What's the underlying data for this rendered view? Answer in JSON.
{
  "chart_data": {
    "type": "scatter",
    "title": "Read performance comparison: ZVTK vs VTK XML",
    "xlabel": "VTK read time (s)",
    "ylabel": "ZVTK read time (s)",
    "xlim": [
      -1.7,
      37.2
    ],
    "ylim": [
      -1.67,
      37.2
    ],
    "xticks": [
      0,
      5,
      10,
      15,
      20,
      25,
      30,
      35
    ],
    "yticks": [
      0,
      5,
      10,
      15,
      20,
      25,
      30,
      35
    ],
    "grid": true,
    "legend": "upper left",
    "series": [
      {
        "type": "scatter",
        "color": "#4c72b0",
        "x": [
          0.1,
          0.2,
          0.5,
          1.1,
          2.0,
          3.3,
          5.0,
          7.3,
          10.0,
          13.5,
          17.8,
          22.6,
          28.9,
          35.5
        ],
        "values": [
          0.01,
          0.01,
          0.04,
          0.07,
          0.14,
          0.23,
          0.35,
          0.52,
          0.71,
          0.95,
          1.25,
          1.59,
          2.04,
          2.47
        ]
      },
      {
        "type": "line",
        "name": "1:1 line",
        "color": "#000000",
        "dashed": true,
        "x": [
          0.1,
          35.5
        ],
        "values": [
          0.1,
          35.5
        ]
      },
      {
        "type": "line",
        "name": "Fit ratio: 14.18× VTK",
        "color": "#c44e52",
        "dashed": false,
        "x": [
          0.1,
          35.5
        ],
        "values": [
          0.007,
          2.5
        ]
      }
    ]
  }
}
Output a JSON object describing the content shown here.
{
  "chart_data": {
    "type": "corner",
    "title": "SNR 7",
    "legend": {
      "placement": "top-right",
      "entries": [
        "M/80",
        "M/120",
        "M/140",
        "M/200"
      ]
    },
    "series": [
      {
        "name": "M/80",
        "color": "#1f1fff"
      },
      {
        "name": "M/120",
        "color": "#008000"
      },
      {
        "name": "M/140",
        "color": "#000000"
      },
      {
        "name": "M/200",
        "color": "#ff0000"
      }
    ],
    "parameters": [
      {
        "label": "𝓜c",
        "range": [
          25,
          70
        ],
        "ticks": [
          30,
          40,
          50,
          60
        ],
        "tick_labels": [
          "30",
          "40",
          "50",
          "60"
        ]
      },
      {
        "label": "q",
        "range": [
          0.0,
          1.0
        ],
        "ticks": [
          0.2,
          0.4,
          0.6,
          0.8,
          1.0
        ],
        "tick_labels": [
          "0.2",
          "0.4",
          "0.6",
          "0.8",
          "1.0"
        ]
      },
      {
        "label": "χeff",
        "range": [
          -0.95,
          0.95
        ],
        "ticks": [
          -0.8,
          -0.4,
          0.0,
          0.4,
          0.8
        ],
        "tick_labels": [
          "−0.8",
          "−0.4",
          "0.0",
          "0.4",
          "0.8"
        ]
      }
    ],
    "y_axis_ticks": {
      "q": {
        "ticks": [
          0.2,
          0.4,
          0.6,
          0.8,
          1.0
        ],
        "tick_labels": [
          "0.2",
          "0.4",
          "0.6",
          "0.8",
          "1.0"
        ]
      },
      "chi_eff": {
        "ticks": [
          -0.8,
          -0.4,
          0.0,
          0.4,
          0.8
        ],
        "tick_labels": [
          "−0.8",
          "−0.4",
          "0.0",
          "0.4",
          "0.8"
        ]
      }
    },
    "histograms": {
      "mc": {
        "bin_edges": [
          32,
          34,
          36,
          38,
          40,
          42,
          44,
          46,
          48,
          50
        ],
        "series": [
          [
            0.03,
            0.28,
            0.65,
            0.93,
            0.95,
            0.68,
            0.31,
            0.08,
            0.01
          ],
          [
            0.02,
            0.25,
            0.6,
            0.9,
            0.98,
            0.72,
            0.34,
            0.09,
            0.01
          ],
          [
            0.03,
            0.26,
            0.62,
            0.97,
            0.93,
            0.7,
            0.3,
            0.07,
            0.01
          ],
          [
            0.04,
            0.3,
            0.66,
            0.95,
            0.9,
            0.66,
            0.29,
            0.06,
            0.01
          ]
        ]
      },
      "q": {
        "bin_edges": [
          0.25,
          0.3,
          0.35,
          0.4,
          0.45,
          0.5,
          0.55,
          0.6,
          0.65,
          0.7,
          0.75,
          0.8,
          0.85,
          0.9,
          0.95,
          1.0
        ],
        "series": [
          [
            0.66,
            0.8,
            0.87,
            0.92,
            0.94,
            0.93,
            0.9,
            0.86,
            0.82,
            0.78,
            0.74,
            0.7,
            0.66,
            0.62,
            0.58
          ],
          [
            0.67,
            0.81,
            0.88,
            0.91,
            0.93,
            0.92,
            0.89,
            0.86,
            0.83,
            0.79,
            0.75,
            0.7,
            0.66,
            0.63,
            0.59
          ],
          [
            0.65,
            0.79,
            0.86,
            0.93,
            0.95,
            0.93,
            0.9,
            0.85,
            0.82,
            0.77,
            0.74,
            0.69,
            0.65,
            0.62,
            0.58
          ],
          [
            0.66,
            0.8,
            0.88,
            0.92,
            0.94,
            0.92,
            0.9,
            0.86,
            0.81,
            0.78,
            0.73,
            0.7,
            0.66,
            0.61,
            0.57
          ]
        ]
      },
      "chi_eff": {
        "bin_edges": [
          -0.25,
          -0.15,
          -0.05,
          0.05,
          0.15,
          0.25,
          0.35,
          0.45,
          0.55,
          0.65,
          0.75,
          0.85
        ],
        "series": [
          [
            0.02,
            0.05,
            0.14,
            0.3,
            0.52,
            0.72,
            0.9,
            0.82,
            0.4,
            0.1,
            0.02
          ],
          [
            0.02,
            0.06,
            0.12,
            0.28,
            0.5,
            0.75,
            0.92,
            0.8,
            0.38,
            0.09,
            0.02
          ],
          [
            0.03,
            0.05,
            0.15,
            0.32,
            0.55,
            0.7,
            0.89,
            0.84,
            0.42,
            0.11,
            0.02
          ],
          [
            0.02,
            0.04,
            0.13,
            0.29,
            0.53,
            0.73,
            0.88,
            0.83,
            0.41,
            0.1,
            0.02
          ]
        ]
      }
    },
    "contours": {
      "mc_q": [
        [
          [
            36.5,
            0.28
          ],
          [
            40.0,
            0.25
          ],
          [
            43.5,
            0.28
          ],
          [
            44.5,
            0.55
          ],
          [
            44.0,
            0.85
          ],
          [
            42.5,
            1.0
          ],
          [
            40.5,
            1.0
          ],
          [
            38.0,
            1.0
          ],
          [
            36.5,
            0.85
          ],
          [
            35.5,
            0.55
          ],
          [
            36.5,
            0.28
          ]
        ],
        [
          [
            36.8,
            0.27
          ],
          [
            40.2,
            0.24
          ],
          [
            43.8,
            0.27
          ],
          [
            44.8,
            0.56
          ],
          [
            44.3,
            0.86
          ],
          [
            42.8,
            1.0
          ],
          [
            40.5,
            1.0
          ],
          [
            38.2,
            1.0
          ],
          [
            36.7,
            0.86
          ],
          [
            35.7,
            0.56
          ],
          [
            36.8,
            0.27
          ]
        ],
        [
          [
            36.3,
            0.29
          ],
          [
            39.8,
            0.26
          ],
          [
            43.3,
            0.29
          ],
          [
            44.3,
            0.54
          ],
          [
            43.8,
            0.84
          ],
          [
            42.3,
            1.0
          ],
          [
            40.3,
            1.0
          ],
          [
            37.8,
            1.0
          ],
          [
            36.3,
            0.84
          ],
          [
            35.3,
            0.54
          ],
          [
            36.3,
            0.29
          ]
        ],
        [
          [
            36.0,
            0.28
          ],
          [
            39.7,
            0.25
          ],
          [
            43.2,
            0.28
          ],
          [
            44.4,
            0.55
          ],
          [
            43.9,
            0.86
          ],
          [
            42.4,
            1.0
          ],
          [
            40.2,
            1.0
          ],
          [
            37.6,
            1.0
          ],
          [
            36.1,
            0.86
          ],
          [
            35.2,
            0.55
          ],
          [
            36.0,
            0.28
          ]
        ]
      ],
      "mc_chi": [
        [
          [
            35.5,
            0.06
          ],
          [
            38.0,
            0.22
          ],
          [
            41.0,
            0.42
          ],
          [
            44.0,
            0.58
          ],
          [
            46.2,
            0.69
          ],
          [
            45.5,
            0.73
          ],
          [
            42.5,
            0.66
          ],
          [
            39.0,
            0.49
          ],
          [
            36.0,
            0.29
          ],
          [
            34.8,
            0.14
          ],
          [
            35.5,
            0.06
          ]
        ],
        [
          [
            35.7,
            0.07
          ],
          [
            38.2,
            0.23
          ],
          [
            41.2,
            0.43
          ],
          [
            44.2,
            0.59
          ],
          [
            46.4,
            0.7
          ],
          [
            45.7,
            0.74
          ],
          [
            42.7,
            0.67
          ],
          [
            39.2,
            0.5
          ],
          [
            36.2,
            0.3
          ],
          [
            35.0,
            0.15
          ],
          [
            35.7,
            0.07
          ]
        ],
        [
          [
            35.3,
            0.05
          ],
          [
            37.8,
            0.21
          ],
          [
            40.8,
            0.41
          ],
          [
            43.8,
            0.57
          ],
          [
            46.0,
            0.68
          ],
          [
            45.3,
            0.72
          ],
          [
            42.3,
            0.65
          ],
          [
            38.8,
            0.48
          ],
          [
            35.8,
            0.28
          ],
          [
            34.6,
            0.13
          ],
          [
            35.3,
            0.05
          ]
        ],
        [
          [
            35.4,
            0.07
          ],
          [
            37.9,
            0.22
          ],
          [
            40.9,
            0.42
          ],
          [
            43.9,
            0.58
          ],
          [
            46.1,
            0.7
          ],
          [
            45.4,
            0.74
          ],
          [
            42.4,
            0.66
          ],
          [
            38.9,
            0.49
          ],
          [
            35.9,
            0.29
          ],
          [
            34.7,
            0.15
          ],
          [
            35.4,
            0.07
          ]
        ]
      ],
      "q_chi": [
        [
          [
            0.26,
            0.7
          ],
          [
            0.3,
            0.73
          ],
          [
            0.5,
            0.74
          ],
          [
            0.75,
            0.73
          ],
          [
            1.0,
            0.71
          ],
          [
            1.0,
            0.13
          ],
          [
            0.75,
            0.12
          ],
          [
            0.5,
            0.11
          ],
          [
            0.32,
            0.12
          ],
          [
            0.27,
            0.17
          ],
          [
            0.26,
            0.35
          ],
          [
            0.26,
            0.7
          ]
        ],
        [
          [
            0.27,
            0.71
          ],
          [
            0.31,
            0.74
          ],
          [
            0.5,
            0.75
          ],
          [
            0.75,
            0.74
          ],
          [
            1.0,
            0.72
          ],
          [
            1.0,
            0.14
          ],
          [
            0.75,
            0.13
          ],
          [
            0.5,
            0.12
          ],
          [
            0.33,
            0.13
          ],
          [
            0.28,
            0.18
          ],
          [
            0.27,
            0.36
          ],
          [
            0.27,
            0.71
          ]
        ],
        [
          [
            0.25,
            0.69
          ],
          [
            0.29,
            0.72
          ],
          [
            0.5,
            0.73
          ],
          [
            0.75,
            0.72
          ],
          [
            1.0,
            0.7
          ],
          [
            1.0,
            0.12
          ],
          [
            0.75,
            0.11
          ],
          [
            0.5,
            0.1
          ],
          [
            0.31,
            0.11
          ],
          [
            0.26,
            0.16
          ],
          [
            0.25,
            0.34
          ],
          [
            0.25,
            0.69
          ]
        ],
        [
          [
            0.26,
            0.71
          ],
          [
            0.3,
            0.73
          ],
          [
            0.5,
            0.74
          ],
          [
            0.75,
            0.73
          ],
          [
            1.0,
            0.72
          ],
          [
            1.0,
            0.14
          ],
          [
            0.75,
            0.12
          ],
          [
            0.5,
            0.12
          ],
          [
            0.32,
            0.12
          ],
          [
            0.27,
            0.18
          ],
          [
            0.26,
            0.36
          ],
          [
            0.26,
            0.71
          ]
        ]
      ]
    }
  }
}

**Set exercise**
Out of the material above, gather each line where "title" appears.

**Task response**
    "title": "Read performance comparison: ZVTK vs VTK XML",
    "title": "SNR 7",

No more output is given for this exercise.